■ TASK INPUTS:
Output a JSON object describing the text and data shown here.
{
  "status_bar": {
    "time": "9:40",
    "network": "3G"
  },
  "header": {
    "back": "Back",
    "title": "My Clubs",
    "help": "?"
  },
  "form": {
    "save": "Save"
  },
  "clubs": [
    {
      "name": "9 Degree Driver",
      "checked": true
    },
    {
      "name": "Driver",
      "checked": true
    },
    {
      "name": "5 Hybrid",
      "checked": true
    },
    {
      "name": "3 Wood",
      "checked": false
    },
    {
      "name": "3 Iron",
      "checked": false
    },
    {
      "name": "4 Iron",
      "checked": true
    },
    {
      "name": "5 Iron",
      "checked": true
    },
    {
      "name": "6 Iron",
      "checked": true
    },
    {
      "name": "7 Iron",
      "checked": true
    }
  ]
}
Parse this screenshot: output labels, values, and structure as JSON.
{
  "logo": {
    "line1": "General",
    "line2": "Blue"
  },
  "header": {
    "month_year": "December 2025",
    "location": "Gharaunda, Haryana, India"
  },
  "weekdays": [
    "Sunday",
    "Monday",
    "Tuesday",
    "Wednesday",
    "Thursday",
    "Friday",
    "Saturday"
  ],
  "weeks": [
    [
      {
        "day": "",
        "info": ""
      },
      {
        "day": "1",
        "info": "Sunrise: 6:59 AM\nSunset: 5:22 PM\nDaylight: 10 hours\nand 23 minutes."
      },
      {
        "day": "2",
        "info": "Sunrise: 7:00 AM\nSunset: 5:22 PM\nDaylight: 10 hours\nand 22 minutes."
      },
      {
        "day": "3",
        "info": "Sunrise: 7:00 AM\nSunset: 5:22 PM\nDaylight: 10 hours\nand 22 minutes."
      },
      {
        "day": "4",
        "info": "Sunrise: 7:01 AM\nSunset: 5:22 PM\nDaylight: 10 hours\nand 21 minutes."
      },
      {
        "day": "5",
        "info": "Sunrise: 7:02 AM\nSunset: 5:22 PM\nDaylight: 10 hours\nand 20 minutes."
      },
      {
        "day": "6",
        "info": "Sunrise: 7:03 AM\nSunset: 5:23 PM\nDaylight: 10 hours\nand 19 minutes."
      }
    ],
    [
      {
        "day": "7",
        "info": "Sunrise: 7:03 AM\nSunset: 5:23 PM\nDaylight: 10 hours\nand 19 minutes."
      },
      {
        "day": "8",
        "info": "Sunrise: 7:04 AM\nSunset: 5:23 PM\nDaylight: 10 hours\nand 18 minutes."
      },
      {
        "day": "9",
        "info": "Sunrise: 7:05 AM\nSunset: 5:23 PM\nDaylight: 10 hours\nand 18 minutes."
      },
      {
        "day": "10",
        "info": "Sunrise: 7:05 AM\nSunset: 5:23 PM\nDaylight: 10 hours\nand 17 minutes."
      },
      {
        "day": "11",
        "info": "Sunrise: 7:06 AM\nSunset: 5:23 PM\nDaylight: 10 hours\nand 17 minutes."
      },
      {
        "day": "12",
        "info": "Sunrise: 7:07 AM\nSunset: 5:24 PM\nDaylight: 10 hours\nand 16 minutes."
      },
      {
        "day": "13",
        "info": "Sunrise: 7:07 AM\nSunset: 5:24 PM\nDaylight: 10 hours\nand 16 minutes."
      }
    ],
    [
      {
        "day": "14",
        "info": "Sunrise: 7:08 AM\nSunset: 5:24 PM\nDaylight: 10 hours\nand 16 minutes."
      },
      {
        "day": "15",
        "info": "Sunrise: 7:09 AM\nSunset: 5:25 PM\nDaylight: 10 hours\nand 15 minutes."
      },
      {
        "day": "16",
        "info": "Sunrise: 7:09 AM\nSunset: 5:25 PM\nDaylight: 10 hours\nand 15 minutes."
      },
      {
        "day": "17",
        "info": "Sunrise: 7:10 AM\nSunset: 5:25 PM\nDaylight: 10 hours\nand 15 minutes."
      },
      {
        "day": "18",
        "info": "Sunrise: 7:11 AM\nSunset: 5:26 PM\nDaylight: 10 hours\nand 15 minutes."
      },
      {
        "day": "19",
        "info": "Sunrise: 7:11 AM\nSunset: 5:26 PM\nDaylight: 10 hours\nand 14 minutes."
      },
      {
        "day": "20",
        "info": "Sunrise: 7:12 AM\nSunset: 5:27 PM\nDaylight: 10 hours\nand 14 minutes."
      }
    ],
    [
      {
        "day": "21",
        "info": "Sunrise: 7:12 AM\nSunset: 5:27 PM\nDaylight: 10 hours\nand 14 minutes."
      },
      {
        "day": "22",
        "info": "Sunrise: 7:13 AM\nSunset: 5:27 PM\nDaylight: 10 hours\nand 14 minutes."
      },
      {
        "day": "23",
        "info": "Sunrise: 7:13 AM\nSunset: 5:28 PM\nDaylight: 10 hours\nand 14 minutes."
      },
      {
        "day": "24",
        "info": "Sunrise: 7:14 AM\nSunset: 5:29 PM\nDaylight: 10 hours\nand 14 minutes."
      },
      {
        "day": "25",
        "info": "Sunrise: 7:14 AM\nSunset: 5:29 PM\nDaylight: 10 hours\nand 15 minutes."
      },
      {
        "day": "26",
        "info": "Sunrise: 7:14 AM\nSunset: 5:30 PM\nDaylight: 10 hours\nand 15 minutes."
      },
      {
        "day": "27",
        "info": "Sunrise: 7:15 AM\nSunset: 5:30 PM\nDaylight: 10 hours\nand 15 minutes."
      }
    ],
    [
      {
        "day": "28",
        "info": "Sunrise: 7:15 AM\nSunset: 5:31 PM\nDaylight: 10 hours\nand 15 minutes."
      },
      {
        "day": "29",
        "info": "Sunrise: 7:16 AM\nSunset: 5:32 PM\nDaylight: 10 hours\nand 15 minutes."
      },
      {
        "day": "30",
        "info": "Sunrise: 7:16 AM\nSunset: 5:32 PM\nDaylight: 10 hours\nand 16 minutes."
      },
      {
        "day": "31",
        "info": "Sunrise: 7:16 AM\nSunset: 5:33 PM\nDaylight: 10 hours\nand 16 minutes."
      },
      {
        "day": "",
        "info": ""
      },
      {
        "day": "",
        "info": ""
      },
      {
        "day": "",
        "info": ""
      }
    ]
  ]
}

■ INSTRUCTION:
Say how many lines in the records contain the string "Iron", and say nothing else.

■ FULL ANSWER:
5